**PROBLEM DETAILS**. Convert the listing below, from its first line through the line containing "svg-text:ZiP: ZiP: [715, 583, 742, 599]", inclusive, into a Markdown table. Use the columns Row and Entry, number each row, and leave out blank lines.

== == ==

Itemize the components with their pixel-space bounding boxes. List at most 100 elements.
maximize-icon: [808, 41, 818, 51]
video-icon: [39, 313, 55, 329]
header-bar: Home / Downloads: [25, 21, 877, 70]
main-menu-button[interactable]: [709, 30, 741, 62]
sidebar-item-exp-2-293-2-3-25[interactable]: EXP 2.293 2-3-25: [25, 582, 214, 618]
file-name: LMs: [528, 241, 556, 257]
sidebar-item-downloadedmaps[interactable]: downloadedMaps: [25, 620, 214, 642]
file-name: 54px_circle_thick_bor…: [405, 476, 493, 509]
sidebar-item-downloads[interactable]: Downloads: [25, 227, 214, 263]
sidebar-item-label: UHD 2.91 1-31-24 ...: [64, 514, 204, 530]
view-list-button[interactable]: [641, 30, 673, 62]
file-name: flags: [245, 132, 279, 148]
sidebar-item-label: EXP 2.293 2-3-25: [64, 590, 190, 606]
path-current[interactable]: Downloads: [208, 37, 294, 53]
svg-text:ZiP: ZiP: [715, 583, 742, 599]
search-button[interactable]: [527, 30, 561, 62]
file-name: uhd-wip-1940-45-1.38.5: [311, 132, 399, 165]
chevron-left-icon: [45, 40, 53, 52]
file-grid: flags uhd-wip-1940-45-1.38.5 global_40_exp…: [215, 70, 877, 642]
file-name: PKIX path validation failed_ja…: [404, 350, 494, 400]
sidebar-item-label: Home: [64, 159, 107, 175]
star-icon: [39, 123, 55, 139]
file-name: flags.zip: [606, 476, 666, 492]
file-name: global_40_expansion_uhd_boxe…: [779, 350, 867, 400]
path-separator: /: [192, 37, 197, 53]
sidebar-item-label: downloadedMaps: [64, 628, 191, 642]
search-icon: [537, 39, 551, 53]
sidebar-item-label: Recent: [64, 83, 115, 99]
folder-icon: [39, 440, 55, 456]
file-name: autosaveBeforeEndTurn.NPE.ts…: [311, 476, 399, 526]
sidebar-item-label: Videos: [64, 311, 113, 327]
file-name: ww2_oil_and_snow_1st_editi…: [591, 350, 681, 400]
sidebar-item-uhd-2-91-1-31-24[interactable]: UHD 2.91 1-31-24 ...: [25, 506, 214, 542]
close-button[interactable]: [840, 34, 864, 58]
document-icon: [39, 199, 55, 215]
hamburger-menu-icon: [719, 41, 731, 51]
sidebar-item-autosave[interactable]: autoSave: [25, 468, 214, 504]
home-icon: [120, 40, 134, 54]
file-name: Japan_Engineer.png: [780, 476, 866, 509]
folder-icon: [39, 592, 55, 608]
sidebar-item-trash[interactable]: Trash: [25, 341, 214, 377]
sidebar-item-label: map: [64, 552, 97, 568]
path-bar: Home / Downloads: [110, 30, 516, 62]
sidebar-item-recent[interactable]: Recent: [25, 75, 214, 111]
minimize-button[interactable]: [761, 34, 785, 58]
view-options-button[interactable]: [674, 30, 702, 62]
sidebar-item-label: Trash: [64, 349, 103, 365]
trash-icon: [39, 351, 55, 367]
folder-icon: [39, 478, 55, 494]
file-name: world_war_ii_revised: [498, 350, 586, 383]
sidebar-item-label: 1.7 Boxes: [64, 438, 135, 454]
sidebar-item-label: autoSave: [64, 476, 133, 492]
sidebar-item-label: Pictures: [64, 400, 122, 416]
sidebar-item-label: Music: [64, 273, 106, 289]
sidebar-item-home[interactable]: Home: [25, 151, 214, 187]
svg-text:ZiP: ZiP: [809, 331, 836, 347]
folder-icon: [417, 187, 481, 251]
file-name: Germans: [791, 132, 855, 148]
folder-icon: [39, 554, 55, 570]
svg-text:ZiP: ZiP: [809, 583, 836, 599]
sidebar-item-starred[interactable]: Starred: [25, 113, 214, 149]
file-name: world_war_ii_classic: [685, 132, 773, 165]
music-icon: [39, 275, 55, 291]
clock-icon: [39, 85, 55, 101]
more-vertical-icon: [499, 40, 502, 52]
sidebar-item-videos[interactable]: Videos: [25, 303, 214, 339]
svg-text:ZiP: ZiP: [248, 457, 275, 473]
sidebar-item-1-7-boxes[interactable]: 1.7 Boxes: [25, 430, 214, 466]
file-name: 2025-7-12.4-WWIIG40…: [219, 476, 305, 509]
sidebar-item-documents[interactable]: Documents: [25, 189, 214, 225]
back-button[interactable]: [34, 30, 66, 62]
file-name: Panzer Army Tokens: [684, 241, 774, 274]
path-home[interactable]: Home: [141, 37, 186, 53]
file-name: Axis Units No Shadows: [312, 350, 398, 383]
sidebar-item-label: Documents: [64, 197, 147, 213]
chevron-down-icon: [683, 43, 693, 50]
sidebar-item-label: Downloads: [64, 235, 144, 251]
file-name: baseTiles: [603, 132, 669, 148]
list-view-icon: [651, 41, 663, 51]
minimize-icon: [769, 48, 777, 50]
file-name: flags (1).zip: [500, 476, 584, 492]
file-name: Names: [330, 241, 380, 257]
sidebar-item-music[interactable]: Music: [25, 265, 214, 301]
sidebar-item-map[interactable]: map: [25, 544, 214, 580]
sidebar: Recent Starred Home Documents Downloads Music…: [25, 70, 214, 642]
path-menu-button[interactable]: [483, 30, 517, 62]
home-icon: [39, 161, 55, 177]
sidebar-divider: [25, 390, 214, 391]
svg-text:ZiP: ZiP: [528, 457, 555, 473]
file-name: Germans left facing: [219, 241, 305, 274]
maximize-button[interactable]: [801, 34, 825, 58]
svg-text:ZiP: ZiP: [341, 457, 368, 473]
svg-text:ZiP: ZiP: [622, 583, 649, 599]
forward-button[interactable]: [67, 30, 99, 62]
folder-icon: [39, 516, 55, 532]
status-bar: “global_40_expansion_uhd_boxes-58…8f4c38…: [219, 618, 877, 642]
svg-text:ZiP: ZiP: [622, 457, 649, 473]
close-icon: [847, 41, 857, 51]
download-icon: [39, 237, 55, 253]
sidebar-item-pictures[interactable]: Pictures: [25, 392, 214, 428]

== == ==

**FULL SOLUTION**.
| Row | Entry |
|---|---|
| 1 | Itemize the components with their pixel-space bounding boxes. List at most 100 elements. |
| 2 | maximize-icon: [808, 41, 818, 51] |
| 3 | video-icon: [39, 313, 55, 329] |
| 4 | header-bar: Home / Downloads: [25, 21, 877, 70] |
| 5 | main-menu-button[interactable]: [709, 30, 741, 62] |
| 6 | sidebar-item-exp-2-293-2-3-25[interactable]: EXP 2.293 2-3-25: [25, 582, 214, 618] |
| 7 | file-name: LMs: [528, 241, 556, 257] |
| 8 | sidebar-item-downloadedmaps[interactable]: downloadedMaps: [25, 620, 214, 642] |
| 9 | file-name: 54px_circle_thick_bor…: [405, 476, 493, 509] |
| 10 | sidebar-item-downloads[interactable]: Downloads: [25, 227, 214, 263] |
| 11 | sidebar-item-label: UHD 2.91 1-31-24 ...: [64, 514, 204, 530] |
| 12 | view-list-button[interactable]: [641, 30, 673, 62] |
| 13 | file-name: flags: [245, 132, 279, 148] |
| 14 | sidebar-item-label: EXP 2.293 2-3-25: [64, 590, 190, 606] |
| 15 | path-current[interactable]: Downloads: [208, 37, 294, 53] |
| 16 | svg-text:ZiP: ZiP: [715, 583, 742, 599] |